> [Required task]: Where a line of the listing below includes the word "ordering", reproduce that line.

> [Information given]:
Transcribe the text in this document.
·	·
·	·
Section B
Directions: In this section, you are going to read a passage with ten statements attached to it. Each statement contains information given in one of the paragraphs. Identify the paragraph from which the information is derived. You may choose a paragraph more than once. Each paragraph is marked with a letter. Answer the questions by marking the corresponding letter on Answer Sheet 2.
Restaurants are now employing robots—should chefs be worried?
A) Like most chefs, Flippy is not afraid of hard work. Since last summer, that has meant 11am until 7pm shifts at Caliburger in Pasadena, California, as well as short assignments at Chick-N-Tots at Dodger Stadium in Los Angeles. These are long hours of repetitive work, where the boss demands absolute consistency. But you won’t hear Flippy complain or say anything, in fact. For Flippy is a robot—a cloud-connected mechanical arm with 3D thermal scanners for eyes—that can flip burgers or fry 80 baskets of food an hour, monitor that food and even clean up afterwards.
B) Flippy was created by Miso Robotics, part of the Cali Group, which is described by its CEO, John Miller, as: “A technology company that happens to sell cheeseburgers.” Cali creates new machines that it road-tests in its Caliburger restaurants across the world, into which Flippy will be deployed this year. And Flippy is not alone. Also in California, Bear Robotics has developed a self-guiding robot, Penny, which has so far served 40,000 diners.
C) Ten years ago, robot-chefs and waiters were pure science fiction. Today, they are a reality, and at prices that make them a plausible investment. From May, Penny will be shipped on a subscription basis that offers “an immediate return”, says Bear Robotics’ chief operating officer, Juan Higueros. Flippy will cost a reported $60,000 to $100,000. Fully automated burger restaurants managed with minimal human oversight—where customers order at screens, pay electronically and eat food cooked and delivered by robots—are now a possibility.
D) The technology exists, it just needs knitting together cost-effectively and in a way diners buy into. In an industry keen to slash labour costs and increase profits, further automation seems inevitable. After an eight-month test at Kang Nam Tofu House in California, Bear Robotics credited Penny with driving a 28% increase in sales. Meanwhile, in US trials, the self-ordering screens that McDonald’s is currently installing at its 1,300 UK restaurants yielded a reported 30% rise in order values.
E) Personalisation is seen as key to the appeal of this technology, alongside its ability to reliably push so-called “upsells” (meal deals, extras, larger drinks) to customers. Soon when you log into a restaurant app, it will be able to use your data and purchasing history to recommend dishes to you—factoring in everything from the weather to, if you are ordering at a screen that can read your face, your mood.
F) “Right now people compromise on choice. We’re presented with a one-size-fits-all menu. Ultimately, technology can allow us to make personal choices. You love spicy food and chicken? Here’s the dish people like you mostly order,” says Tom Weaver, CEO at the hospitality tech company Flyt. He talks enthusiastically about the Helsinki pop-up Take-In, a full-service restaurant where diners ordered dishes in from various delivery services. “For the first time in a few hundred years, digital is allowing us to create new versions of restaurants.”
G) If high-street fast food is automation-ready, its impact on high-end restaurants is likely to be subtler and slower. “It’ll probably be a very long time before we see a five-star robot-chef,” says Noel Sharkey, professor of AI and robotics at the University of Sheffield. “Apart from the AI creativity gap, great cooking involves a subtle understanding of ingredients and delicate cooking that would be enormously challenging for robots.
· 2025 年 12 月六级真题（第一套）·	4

> [Answer to the problem]:
D) The technology exists, it just needs knitting together cost-effectively and in a way diners buy into. In an industry keen to slash labour costs and increase profits, further automation seems inevitable. After an eight-month test at Kang Nam Tofu House in California, Bear Robotics credited Penny with driving a 28% increase in sales. Meanwhile, in US trials, the self-ordering screens that McDonald’s is currently installing at its 1,300 UK restaurants yielded a reported 30% rise in order values.
E) Personalisation is seen as key to the appeal of this technology, alongside its ability to reliably push so-called “upsells” (meal deals, extras, larger drinks) to customers. Soon when you log into a restaurant app, it will be able to use your data and purchasing history to recommend dishes to you—factoring in everything from the weather to, if you are ordering at a screen that can read your face, your mood.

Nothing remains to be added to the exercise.